### [Fragmento de texto]
.....

Dejar al bebé en la guardería sin sentimiento de culpa
Salir del entorno seguro que le proporcionan los brazos de mamá y papá puede suponer, para nuestro pequeño, una aventura en su desarrollo que cada uno exterioriza y vive de una manera muy particular. Para los bebés, independientemente de su edad, es un mundo nuevo que se abre en su crecimiento emocional y social. Es en nosotras, como madres o padres, cuando se nos acrecienta ese sentimiento de culpa que, avalado por un sin fin de preguntas y reproches, nos martillea la conciencia.
Optar por inscribir a nuestro bebé a la guardería es una opción totalmente particular y que cada familia valora según sus necesidades, valores morales, educación o gustos personales. Más allá de opiniones ajenas o tradiciones maternales o culturales, lo cierto es que, en la sociedad actual, el servicio que ofrecen las guarderías son vitales y necesarias para muchas familias. Siempre que sea un establecimiento de confianza y que cumpla todos los requisitos, es una forma de que nuestro niño empiece a sociabilizarse y a prepararse para su próxima etapa escolar. Aunque pudiera no parecerlo la guardería guarda muchas ventajas para nuestros pequeños.

.....

### [Ítems del conjunto]
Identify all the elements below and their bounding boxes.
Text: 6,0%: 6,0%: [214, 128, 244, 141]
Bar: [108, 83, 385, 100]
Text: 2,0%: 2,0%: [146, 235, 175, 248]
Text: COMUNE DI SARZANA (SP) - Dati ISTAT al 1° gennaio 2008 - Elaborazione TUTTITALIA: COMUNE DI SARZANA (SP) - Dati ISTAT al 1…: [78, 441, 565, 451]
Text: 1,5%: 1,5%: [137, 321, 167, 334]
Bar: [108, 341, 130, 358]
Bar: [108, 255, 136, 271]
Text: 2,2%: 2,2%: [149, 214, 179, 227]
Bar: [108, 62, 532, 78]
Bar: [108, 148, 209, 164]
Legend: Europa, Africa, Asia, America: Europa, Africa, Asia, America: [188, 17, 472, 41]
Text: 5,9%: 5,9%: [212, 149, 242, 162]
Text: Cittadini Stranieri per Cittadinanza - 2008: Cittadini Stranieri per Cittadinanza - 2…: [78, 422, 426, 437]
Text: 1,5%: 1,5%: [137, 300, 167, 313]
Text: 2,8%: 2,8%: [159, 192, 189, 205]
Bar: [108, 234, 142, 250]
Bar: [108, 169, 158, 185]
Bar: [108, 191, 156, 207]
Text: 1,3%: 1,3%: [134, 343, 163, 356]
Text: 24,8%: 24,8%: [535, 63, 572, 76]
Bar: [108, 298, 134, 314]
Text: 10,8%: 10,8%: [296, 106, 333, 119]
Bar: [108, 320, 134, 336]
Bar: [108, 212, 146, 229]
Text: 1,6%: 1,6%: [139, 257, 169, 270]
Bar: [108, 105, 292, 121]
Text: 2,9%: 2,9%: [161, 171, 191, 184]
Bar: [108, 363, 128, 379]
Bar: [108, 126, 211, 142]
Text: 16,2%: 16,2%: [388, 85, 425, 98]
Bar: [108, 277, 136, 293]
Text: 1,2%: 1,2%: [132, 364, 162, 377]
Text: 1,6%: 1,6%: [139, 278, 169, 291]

.....

### [Tarea 1]
Responda a partir del texto sobre la guardería:
(a) ¿Qué se abre para los bebés en su crecimiento emocional y social al salir de los brazos de mamá y papá?
(b) ¿Según qué criterios valora cada familia la opción de inscribir al bebé en la guardería?
(c) ¿Para qué etapa empieza a prepararse el niño en la guardería?
### [Tarea 2]
Traduzca al inglés esta oración del texto sobre la guardería: "Aunque pudiera no parecerlo la guardería guarda muchas ventajas para nuestros pequeños."
### [Tarea 3]
Copie del texto sobre la guardería el fragmento que va desde "Optar por inscribir" hasta "para nuestros pequeños.".
Ninguna tarea requiere los ítems.

### [Respuesta 1]
(a) Un mundo nuevo.
(b) Según sus necesidades, valores morales, educación o gustos personales.
(c) Para su próxima etapa escolar.

### [Respuesta 2]
Although it might not seem so, daycare holds many advantages for our little ones.

### [Respuesta 3]
Optar por inscribir a nuestro bebé a la guardería es una opción totalmente particular y que cada familia valora según sus necesidades, valores morales, educación o gustos personales. Más allá de opiniones ajenas o tradiciones maternales o culturales, lo cierto es que, en la sociedad actual, el servicio que ofrecen las guarderías son vitales y necesarias para muchas familias. Siempre que sea un establecimiento de confianza y que cumpla todos los requisitos, es una forma de que nuestro niño empiece a sociabilizarse y a prepararse para su próxima etapa escolar. Aunque pudiera no parecerlo la guardería guarda muchas ventajas para nuestros pequeños.